▸ **Set problem**
A verbatim copy of the records is required, with all pictures left out.

[Extracted data entries]

—————

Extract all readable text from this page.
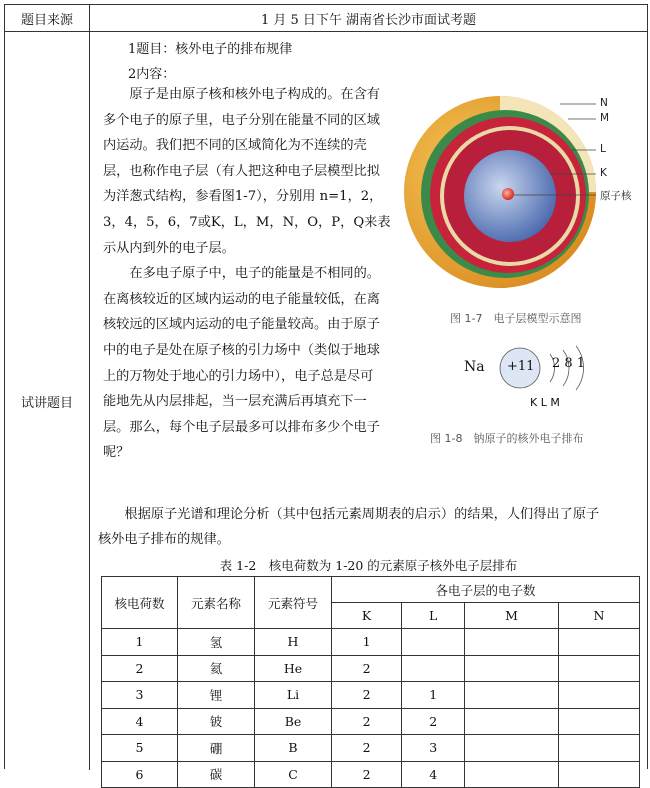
题目来源	1 月 5 日下午 湖南省长沙市面试考题
试讲题目
1题目：核外电子的排布规律
2内容：
原子是由原子核和核外电子构成的。在含有
多个电子的原子里，电子分别在能量不同的区域
内运动。我们把不同的区域简化为不连续的壳
层，也称作电子层（有人把这种电子层模型比拟
为洋葱式结构，参看图1-7），分别用 n=1，2，
3，4，5，6，7或K，L，M，N，O，P，Q来表
示从内到外的电子层。
在多电子原子中，电子的能量是不相同的。
在离核较近的区域内运动的电子能量较低，在离
核较远的区域内运动的电子能量较高。由于原子
中的电子是处在原子核的引力场中（类似于地球
上的万物处于地心的引力场中），电子总是尽可
能地先从内层排起，当一层充满后再填充下一
层。那么，每个电子层最多可以排布多少个电子
呢？
N
M
L
K
原子核
图 1-7　电子层模型示意图
Na +11 2 8 1
K L M
图 1-8　钠原子的核外电子排布
根据原子光谱和理论分析（其中包括元素周期表的启示）的结果，人们得出了原子
核外电子排布的规律。
表 1-2　核电荷数为 1-20 的元素原子核外电子层排布
核电荷数	元素名称	元素符号	各电子层的电子数			
			K	L	M	N
1	氢	H	1			
2	氦	He	2			
3	锂	Li	2	1		
4	铍	Be	2	2		
5	硼	B	2	3		
6	碳	C	2	4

—————

▸ **The response**
Extract all readable text from this page.
题目来源	1 月 5 日下午 湖南省长沙市面试考题
试讲题目
1题目：核外电子的排布规律
2内容：
原子是由原子核和核外电子构成的。在含有
多个电子的原子里，电子分别在能量不同的区域
内运动。我们把不同的区域简化为不连续的壳
层，也称作电子层（有人把这种电子层模型比拟
为洋葱式结构，参看图1-7），分别用 n=1，2，
3，4，5，6，7或K，L，M，N，O，P，Q来表
示从内到外的电子层。
在多电子原子中，电子的能量是不相同的。
在离核较近的区域内运动的电子能量较低，在离
核较远的区域内运动的电子能量较高。由于原子
中的电子是处在原子核的引力场中（类似于地球
上的万物处于地心的引力场中），电子总是尽可
能地先从内层排起，当一层充满后再填充下一
层。那么，每个电子层最多可以排布多少个电子
呢？
N
M
L
K
原子核
图 1-7　电子层模型示意图
Na +11 2 8 1
K L M
图 1-8　钠原子的核外电子排布
根据原子光谱和理论分析（其中包括元素周期表的启示）的结果，人们得出了原子
核外电子排布的规律。
表 1-2　核电荷数为 1-20 的元素原子核外电子层排布
核电荷数	元素名称	元素符号	各电子层的电子数			
			K	L	M	N
1	氢	H	1			
2	氦	He	2			
3	锂	Li	2	1		
4	铍	Be	2	2		
5	硼	B	2	3		
6	碳	C	2	4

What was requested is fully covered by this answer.